### Challenge
Select all lines in the records that include "color".

### Items
>>>>

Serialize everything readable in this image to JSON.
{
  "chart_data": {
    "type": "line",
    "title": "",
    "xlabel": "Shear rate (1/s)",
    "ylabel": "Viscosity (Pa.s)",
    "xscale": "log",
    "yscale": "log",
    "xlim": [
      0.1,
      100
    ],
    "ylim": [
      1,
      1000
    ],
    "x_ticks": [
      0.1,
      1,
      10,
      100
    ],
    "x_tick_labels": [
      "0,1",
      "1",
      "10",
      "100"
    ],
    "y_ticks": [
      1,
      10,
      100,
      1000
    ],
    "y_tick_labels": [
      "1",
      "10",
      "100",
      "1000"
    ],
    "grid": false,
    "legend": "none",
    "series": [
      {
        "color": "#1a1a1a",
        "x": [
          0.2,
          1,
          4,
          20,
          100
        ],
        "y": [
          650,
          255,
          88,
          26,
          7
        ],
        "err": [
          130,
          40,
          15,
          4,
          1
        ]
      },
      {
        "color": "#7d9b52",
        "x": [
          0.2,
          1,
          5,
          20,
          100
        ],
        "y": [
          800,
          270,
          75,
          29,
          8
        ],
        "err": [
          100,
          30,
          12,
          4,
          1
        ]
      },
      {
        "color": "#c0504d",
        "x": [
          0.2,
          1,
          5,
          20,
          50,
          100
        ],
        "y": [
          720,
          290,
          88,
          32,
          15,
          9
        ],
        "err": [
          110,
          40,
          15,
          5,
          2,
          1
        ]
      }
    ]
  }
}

<<<<

### Full answer
        "color": "#1a1a1a",
        "color": "#7d9b52",
        "color": "#c0504d",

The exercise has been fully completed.